Task brief |
Can you transcribe every entry word for word, skipping the images?

[Records from a collection of figures]
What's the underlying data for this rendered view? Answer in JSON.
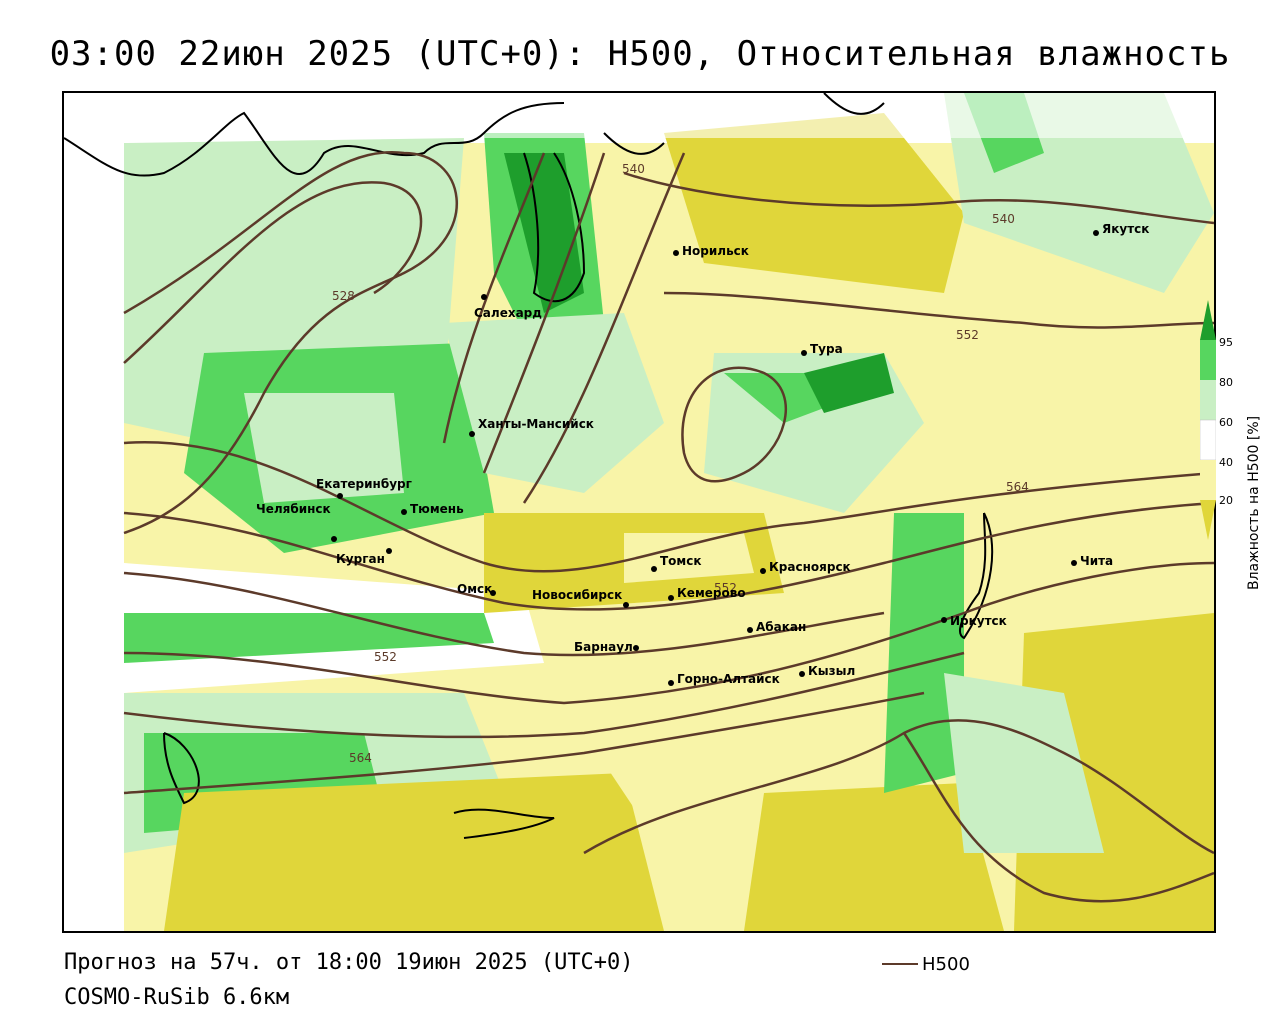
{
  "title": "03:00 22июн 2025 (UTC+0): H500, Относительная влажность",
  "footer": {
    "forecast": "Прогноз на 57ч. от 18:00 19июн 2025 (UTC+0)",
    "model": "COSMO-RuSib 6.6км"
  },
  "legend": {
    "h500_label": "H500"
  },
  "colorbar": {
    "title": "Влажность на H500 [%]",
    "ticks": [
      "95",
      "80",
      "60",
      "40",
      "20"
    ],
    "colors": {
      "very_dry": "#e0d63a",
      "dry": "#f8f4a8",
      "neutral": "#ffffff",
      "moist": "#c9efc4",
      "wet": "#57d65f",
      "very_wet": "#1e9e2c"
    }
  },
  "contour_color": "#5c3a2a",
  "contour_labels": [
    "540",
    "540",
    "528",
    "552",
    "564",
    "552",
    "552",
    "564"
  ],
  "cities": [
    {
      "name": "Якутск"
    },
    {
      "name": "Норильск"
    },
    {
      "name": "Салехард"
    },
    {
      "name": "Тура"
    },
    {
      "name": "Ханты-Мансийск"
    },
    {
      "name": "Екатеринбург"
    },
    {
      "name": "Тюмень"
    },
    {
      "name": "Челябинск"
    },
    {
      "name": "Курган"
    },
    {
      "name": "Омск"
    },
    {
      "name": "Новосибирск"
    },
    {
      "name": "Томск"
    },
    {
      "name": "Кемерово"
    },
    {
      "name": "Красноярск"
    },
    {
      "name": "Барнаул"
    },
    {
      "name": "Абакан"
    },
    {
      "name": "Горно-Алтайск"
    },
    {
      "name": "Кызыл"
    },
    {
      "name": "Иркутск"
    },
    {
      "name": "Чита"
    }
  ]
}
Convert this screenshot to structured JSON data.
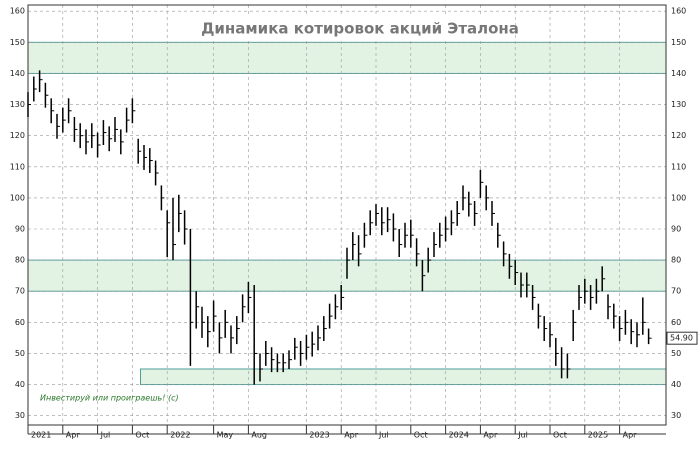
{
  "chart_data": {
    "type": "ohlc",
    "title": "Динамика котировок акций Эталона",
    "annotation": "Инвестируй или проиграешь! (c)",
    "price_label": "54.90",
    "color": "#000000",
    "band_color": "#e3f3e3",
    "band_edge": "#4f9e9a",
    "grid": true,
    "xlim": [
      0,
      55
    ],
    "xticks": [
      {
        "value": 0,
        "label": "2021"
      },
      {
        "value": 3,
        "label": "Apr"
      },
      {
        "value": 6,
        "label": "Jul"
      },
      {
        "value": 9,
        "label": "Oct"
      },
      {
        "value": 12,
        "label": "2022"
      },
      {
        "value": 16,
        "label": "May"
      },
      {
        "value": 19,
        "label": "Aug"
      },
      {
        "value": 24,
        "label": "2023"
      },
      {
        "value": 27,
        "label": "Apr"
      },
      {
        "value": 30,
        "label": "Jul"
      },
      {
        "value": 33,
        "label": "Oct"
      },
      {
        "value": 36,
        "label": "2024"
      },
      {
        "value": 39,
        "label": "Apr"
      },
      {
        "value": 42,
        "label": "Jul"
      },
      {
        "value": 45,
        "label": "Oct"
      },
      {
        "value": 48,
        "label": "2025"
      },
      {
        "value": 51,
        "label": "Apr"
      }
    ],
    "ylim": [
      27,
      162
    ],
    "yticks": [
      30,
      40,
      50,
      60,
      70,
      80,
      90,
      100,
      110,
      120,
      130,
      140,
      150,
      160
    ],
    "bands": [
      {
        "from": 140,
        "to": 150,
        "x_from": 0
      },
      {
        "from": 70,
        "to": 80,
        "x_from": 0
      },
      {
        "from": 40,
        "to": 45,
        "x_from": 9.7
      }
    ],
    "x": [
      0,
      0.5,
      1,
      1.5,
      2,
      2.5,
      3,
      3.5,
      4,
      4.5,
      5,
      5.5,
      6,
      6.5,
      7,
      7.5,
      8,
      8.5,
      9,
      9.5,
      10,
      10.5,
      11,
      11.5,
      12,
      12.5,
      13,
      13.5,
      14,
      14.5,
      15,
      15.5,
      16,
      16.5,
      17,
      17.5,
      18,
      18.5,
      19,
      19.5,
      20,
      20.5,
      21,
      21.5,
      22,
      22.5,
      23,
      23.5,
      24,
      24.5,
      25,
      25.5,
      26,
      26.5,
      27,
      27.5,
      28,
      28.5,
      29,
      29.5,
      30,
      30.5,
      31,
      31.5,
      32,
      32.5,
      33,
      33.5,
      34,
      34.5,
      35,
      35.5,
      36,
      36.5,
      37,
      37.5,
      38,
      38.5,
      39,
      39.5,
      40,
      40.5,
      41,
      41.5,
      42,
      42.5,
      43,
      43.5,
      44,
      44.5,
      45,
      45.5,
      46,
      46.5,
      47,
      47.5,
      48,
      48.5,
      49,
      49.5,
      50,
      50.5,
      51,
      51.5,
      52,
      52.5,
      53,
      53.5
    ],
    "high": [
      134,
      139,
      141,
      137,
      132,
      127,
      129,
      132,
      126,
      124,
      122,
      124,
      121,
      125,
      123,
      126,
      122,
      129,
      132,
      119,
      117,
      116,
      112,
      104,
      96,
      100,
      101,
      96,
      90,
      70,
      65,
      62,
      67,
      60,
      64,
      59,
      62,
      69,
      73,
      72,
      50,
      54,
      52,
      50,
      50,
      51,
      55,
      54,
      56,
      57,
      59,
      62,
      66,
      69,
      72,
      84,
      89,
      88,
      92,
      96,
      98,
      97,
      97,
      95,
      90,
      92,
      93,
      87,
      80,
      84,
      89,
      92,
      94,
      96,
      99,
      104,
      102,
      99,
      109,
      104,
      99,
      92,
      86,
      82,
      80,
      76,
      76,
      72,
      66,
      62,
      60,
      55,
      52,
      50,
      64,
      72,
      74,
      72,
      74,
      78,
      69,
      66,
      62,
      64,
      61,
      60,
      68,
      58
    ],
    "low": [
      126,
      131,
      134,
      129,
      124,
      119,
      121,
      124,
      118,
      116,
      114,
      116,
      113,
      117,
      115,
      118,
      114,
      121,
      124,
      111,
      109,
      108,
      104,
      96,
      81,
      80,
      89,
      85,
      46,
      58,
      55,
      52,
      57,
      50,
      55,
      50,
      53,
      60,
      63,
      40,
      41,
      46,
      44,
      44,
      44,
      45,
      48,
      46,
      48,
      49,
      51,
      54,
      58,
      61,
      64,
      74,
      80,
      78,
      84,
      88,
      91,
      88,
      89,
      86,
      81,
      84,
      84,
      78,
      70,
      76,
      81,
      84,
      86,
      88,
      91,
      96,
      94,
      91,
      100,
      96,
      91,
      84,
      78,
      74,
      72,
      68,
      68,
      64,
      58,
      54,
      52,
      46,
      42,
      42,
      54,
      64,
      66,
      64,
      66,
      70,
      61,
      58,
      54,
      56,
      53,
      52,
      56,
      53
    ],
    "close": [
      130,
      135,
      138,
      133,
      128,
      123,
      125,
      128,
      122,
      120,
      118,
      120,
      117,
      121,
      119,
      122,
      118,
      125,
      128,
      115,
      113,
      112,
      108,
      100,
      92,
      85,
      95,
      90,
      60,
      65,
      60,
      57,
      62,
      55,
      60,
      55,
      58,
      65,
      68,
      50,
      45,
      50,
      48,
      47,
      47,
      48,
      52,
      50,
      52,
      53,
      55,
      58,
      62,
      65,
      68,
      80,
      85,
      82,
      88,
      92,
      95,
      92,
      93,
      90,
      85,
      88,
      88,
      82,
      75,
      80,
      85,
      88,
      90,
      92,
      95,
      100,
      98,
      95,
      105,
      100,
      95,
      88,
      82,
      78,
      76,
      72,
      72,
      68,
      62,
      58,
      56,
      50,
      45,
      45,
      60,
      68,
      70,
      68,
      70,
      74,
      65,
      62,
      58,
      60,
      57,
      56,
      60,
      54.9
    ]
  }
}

Output for this exercise |
What's the underlying data for this rendered view? Answer in JSON.
{
  "title": "03:00 22июн 2025 (UTC+0): H500, Относительная влажность",
  "footer": {
    "forecast": "Прогноз на 57ч. от 18:00 19июн 2025 (UTC+0)",
    "model": "COSMO-RuSib 6.6км"
  },
  "legend": {
    "h500_label": "H500"
  },
  "colorbar": {
    "title": "Влажность на H500 [%]",
    "ticks": [
      "95",
      "80",
      "60",
      "40",
      "20"
    ],
    "colors": {
      "very_dry": "#e0d63a",
      "dry": "#f8f4a8",
      "neutral": "#ffffff",
      "moist": "#c9efc4",
      "wet": "#57d65f",
      "very_wet": "#1e9e2c"
    }
  },
  "contour_color": "#5c3a2a",
  "contour_labels": [
    "540",
    "540",
    "528",
    "552",
    "564",
    "552",
    "552",
    "564"
  ],
  "cities": [
    {
      "name": "Якутск"
    },
    {
      "name": "Норильск"
    },
    {
      "name": "Салехард"
    },
    {
      "name": "Тура"
    },
    {
      "name": "Ханты-Мансийск"
    },
    {
      "name": "Екатеринбург"
    },
    {
      "name": "Тюмень"
    },
    {
      "name": "Челябинск"
    },
    {
      "name": "Курган"
    },
    {
      "name": "Омск"
    },
    {
      "name": "Новосибирск"
    },
    {
      "name": "Томск"
    },
    {
      "name": "Кемерово"
    },
    {
      "name": "Красноярск"
    },
    {
      "name": "Барнаул"
    },
    {
      "name": "Абакан"
    },
    {
      "name": "Горно-Алтайск"
    },
    {
      "name": "Кызыл"
    },
    {
      "name": "Иркутск"
    },
    {
      "name": "Чита"
    }
  ]
}
Convert this screenshot to structured JSON data.
{
  "chart_data": {
    "type": "ohlc",
    "title": "Динамика котировок акций Эталона",
    "annotation": "Инвестируй или проиграешь! (c)",
    "price_label": "54.90",
    "color": "#000000",
    "band_color": "#e3f3e3",
    "band_edge": "#4f9e9a",
    "grid": true,
    "xlim": [
      0,
      55
    ],
    "xticks": [
      {
        "value": 0,
        "label": "2021"
      },
      {
        "value": 3,
        "label": "Apr"
      },
      {
        "value": 6,
        "label": "Jul"
      },
      {
        "value": 9,
        "label": "Oct"
      },
      {
        "value": 12,
        "label": "2022"
      },
      {
        "value": 16,
        "label": "May"
      },
      {
        "value": 19,
        "label": "Aug"
      },
      {
        "value": 24,
        "label": "2023"
      },
      {
        "value": 27,
        "label": "Apr"
      },
      {
        "value": 30,
        "label": "Jul"
      },
      {
        "value": 33,
        "label": "Oct"
      },
      {
        "value": 36,
        "label": "2024"
      },
      {
        "value": 39,
        "label": "Apr"
      },
      {
        "value": 42,
        "label": "Jul"
      },
      {
        "value": 45,
        "label": "Oct"
      },
      {
        "value": 48,
        "label": "2025"
      },
      {
        "value": 51,
        "label": "Apr"
      }
    ],
    "ylim": [
      27,
      162
    ],
    "yticks": [
      30,
      40,
      50,
      60,
      70,
      80,
      90,
      100,
      110,
      120,
      130,
      140,
      150,
      160
    ],
    "bands": [
      {
        "from": 140,
        "to": 150,
        "x_from": 0
      },
      {
        "from": 70,
        "to": 80,
        "x_from": 0
      },
      {
        "from": 40,
        "to": 45,
        "x_from": 9.7
      }
    ],
    "x": [
      0,
      0.5,
      1,
      1.5,
      2,
      2.5,
      3,
      3.5,
      4,
      4.5,
      5,
      5.5,
      6,
      6.5,
      7,
      7.5,
      8,
      8.5,
      9,
      9.5,
      10,
      10.5,
      11,
      11.5,
      12,
      12.5,
      13,
      13.5,
      14,
      14.5,
      15,
      15.5,
      16,
      16.5,
      17,
      17.5,
      18,
      18.5,
      19,
      19.5,
      20,
      20.5,
      21,
      21.5,
      22,
      22.5,
      23,
      23.5,
      24,
      24.5,
      25,
      25.5,
      26,
      26.5,
      27,
      27.5,
      28,
      28.5,
      29,
      29.5,
      30,
      30.5,
      31,
      31.5,
      32,
      32.5,
      33,
      33.5,
      34,
      34.5,
      35,
      35.5,
      36,
      36.5,
      37,
      37.5,
      38,
      38.5,
      39,
      39.5,
      40,
      40.5,
      41,
      41.5,
      42,
      42.5,
      43,
      43.5,
      44,
      44.5,
      45,
      45.5,
      46,
      46.5,
      47,
      47.5,
      48,
      48.5,
      49,
      49.5,
      50,
      50.5,
      51,
      51.5,
      52,
      52.5,
      53,
      53.5
    ],
    "high": [
      134,
      139,
      141,
      137,
      132,
      127,
      129,
      132,
      126,
      124,
      122,
      124,
      121,
      125,
      123,
      126,
      122,
      129,
      132,
      119,
      117,
      116,
      112,
      104,
      96,
      100,
      101,
      96,
      90,
      70,
      65,
      62,
      67,
      60,
      64,
      59,
      62,
      69,
      73,
      72,
      50,
      54,
      52,
      50,
      50,
      51,
      55,
      54,
      56,
      57,
      59,
      62,
      66,
      69,
      72,
      84,
      89,
      88,
      92,
      96,
      98,
      97,
      97,
      95,
      90,
      92,
      93,
      87,
      80,
      84,
      89,
      92,
      94,
      96,
      99,
      104,
      102,
      99,
      109,
      104,
      99,
      92,
      86,
      82,
      80,
      76,
      76,
      72,
      66,
      62,
      60,
      55,
      52,
      50,
      64,
      72,
      74,
      72,
      74,
      78,
      69,
      66,
      62,
      64,
      61,
      60,
      68,
      58
    ],
    "low": [
      126,
      131,
      134,
      129,
      124,
      119,
      121,
      124,
      118,
      116,
      114,
      116,
      113,
      117,
      115,
      118,
      114,
      121,
      124,
      111,
      109,
      108,
      104,
      96,
      81,
      80,
      89,
      85,
      46,
      58,
      55,
      52,
      57,
      50,
      55,
      50,
      53,
      60,
      63,
      40,
      41,
      46,
      44,
      44,
      44,
      45,
      48,
      46,
      48,
      49,
      51,
      54,
      58,
      61,
      64,
      74,
      80,
      78,
      84,
      88,
      91,
      88,
      89,
      86,
      81,
      84,
      84,
      78,
      70,
      76,
      81,
      84,
      86,
      88,
      91,
      96,
      94,
      91,
      100,
      96,
      91,
      84,
      78,
      74,
      72,
      68,
      68,
      64,
      58,
      54,
      52,
      46,
      42,
      42,
      54,
      64,
      66,
      64,
      66,
      70,
      61,
      58,
      54,
      56,
      53,
      52,
      56,
      53
    ],
    "close": [
      130,
      135,
      138,
      133,
      128,
      123,
      125,
      128,
      122,
      120,
      118,
      120,
      117,
      121,
      119,
      122,
      118,
      125,
      128,
      115,
      113,
      112,
      108,
      100,
      92,
      85,
      95,
      90,
      60,
      65,
      60,
      57,
      62,
      55,
      60,
      55,
      58,
      65,
      68,
      50,
      45,
      50,
      48,
      47,
      47,
      48,
      52,
      50,
      52,
      53,
      55,
      58,
      62,
      65,
      68,
      80,
      85,
      82,
      88,
      92,
      95,
      92,
      93,
      90,
      85,
      88,
      88,
      82,
      75,
      80,
      85,
      88,
      90,
      92,
      95,
      100,
      98,
      95,
      105,
      100,
      95,
      88,
      82,
      78,
      76,
      72,
      72,
      68,
      62,
      58,
      56,
      50,
      45,
      45,
      60,
      68,
      70,
      68,
      70,
      74,
      65,
      62,
      58,
      60,
      57,
      56,
      60,
      54.9
    ]
  }
}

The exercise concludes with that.